--- Exercise task ---
Copy out every line exactly, passing over the pictures.

--- Records for this exercise ---
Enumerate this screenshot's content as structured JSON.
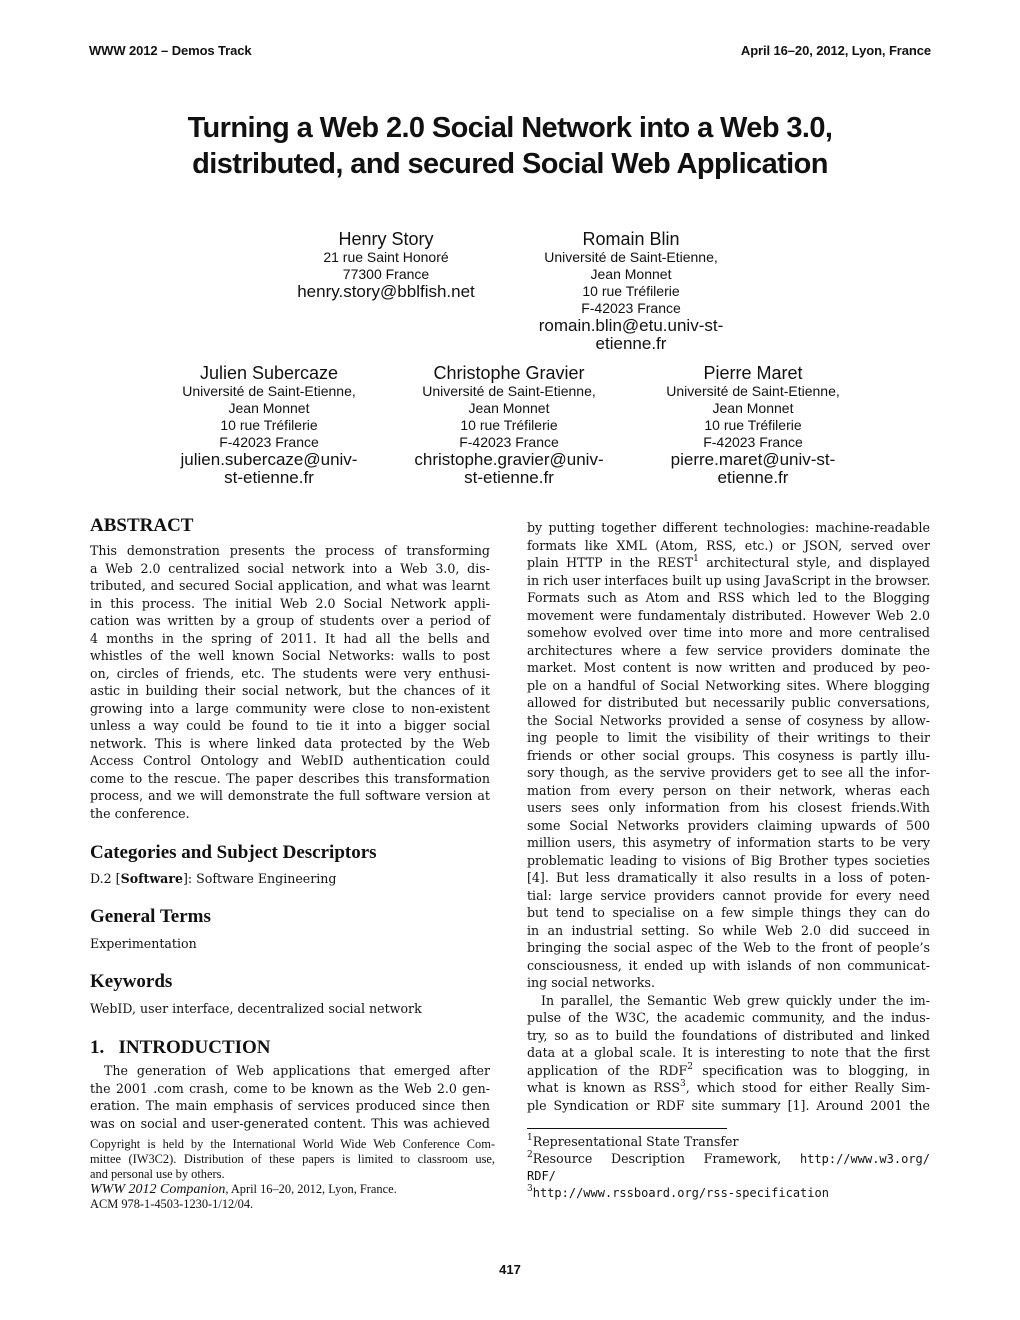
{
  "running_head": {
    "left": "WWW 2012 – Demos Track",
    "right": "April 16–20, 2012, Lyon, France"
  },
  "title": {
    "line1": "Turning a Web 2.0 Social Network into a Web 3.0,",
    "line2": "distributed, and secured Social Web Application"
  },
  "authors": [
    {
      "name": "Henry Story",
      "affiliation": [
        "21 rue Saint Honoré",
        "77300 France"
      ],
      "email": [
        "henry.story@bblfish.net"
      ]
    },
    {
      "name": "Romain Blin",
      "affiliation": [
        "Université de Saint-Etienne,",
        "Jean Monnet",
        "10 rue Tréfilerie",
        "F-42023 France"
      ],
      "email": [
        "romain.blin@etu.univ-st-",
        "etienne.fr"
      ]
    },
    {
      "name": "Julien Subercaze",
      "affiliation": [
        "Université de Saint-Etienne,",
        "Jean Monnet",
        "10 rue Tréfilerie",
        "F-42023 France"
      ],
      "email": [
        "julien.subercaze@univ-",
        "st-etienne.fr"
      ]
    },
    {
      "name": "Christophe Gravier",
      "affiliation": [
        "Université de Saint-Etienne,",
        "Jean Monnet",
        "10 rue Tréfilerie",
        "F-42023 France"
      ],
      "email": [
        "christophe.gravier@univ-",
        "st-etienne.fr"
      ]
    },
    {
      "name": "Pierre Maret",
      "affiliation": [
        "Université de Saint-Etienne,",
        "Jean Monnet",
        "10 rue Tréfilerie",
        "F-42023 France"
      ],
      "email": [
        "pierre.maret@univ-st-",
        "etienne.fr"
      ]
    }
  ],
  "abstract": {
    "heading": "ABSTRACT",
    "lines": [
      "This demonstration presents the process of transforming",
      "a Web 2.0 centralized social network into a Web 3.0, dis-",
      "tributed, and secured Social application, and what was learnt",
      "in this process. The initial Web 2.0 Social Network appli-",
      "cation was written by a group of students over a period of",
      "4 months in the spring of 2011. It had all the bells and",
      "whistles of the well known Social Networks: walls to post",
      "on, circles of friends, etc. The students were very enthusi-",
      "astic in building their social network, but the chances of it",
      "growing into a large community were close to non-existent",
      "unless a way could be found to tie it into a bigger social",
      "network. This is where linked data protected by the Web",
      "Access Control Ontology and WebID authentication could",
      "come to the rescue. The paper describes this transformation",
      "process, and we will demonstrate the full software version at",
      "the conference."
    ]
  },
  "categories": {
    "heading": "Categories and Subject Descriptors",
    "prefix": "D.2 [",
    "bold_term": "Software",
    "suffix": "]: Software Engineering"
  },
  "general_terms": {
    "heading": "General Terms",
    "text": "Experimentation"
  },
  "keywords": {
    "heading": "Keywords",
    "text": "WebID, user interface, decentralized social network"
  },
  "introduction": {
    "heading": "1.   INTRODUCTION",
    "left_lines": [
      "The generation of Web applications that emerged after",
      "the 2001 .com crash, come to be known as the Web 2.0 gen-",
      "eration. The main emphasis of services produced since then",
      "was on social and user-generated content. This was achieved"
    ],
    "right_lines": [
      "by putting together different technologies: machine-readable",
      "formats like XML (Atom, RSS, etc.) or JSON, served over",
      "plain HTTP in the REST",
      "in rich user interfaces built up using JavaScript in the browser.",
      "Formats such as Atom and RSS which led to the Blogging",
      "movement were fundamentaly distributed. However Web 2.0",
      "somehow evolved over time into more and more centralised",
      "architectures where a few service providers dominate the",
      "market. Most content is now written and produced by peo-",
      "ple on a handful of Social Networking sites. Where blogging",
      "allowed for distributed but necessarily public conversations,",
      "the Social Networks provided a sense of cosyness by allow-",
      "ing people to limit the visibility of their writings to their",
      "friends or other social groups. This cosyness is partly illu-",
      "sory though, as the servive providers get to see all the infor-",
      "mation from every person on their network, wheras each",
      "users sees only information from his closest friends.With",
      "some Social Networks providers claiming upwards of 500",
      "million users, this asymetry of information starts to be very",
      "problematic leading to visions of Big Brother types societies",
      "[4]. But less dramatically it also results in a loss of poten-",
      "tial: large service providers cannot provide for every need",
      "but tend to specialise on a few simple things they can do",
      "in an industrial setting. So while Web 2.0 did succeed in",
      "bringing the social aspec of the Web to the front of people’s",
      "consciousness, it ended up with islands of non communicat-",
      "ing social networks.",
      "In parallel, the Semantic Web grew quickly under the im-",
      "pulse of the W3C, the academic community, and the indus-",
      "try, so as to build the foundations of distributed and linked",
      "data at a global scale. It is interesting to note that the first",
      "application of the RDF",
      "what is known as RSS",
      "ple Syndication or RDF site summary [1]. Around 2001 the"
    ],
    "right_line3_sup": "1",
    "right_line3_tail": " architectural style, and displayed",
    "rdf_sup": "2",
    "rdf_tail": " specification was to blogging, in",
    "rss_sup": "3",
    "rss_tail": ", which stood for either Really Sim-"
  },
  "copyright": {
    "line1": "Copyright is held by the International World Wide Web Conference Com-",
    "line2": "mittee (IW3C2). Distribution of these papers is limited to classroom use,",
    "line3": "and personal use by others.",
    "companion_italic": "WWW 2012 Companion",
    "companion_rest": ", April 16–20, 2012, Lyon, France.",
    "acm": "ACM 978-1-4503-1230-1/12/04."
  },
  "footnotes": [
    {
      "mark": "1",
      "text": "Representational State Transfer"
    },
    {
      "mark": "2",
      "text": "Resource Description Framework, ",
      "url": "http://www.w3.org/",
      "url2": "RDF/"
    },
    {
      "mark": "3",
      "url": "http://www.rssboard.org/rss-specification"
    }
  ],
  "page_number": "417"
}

--- Task response ---
Enumerate this screenshot's content as structured JSON.
{
  "running_head": {
    "left": "WWW 2012 – Demos Track",
    "right": "April 16–20, 2012, Lyon, France"
  },
  "title": {
    "line1": "Turning a Web 2.0 Social Network into a Web 3.0,",
    "line2": "distributed, and secured Social Web Application"
  },
  "authors": [
    {
      "name": "Henry Story",
      "affiliation": [
        "21 rue Saint Honoré",
        "77300 France"
      ],
      "email": [
        "henry.story@bblfish.net"
      ]
    },
    {
      "name": "Romain Blin",
      "affiliation": [
        "Université de Saint-Etienne,",
        "Jean Monnet",
        "10 rue Tréfilerie",
        "F-42023 France"
      ],
      "email": [
        "romain.blin@etu.univ-st-",
        "etienne.fr"
      ]
    },
    {
      "name": "Julien Subercaze",
      "affiliation": [
        "Université de Saint-Etienne,",
        "Jean Monnet",
        "10 rue Tréfilerie",
        "F-42023 France"
      ],
      "email": [
        "julien.subercaze@univ-",
        "st-etienne.fr"
      ]
    },
    {
      "name": "Christophe Gravier",
      "affiliation": [
        "Université de Saint-Etienne,",
        "Jean Monnet",
        "10 rue Tréfilerie",
        "F-42023 France"
      ],
      "email": [
        "christophe.gravier@univ-",
        "st-etienne.fr"
      ]
    },
    {
      "name": "Pierre Maret",
      "affiliation": [
        "Université de Saint-Etienne,",
        "Jean Monnet",
        "10 rue Tréfilerie",
        "F-42023 France"
      ],
      "email": [
        "pierre.maret@univ-st-",
        "etienne.fr"
      ]
    }
  ],
  "abstract": {
    "heading": "ABSTRACT",
    "lines": [
      "This demonstration presents the process of transforming",
      "a Web 2.0 centralized social network into a Web 3.0, dis-",
      "tributed, and secured Social application, and what was learnt",
      "in this process. The initial Web 2.0 Social Network appli-",
      "cation was written by a group of students over a period of",
      "4 months in the spring of 2011. It had all the bells and",
      "whistles of the well known Social Networks: walls to post",
      "on, circles of friends, etc. The students were very enthusi-",
      "astic in building their social network, but the chances of it",
      "growing into a large community were close to non-existent",
      "unless a way could be found to tie it into a bigger social",
      "network. This is where linked data protected by the Web",
      "Access Control Ontology and WebID authentication could",
      "come to the rescue. The paper describes this transformation",
      "process, and we will demonstrate the full software version at",
      "the conference."
    ]
  },
  "categories": {
    "heading": "Categories and Subject Descriptors",
    "prefix": "D.2 [",
    "bold_term": "Software",
    "suffix": "]: Software Engineering"
  },
  "general_terms": {
    "heading": "General Terms",
    "text": "Experimentation"
  },
  "keywords": {
    "heading": "Keywords",
    "text": "WebID, user interface, decentralized social network"
  },
  "introduction": {
    "heading": "1.   INTRODUCTION",
    "left_lines": [
      "The generation of Web applications that emerged after",
      "the 2001 .com crash, come to be known as the Web 2.0 gen-",
      "eration. The main emphasis of services produced since then",
      "was on social and user-generated content. This was achieved"
    ],
    "right_lines": [
      "by putting together different technologies: machine-readable",
      "formats like XML (Atom, RSS, etc.) or JSON, served over",
      "plain HTTP in the REST",
      "in rich user interfaces built up using JavaScript in the browser.",
      "Formats such as Atom and RSS which led to the Blogging",
      "movement were fundamentaly distributed. However Web 2.0",
      "somehow evolved over time into more and more centralised",
      "architectures where a few service providers dominate the",
      "market. Most content is now written and produced by peo-",
      "ple on a handful of Social Networking sites. Where blogging",
      "allowed for distributed but necessarily public conversations,",
      "the Social Networks provided a sense of cosyness by allow-",
      "ing people to limit the visibility of their writings to their",
      "friends or other social groups. This cosyness is partly illu-",
      "sory though, as the servive providers get to see all the infor-",
      "mation from every person on their network, wheras each",
      "users sees only information from his closest friends.With",
      "some Social Networks providers claiming upwards of 500",
      "million users, this asymetry of information starts to be very",
      "problematic leading to visions of Big Brother types societies",
      "[4]. But less dramatically it also results in a loss of poten-",
      "tial: large service providers cannot provide for every need",
      "but tend to specialise on a few simple things they can do",
      "in an industrial setting. So while Web 2.0 did succeed in",
      "bringing the social aspec of the Web to the front of people’s",
      "consciousness, it ended up with islands of non communicat-",
      "ing social networks.",
      "In parallel, the Semantic Web grew quickly under the im-",
      "pulse of the W3C, the academic community, and the indus-",
      "try, so as to build the foundations of distributed and linked",
      "data at a global scale. It is interesting to note that the first",
      "application of the RDF",
      "what is known as RSS",
      "ple Syndication or RDF site summary [1]. Around 2001 the"
    ],
    "right_line3_sup": "1",
    "right_line3_tail": " architectural style, and displayed",
    "rdf_sup": "2",
    "rdf_tail": " specification was to blogging, in",
    "rss_sup": "3",
    "rss_tail": ", which stood for either Really Sim-"
  },
  "copyright": {
    "line1": "Copyright is held by the International World Wide Web Conference Com-",
    "line2": "mittee (IW3C2). Distribution of these papers is limited to classroom use,",
    "line3": "and personal use by others.",
    "companion_italic": "WWW 2012 Companion",
    "companion_rest": ", April 16–20, 2012, Lyon, France.",
    "acm": "ACM 978-1-4503-1230-1/12/04."
  },
  "footnotes": [
    {
      "mark": "1",
      "text": "Representational State Transfer"
    },
    {
      "mark": "2",
      "text": "Resource Description Framework, ",
      "url": "http://www.w3.org/",
      "url2": "RDF/"
    },
    {
      "mark": "3",
      "url": "http://www.rssboard.org/rss-specification"
    }
  ],
  "page_number": "417"
}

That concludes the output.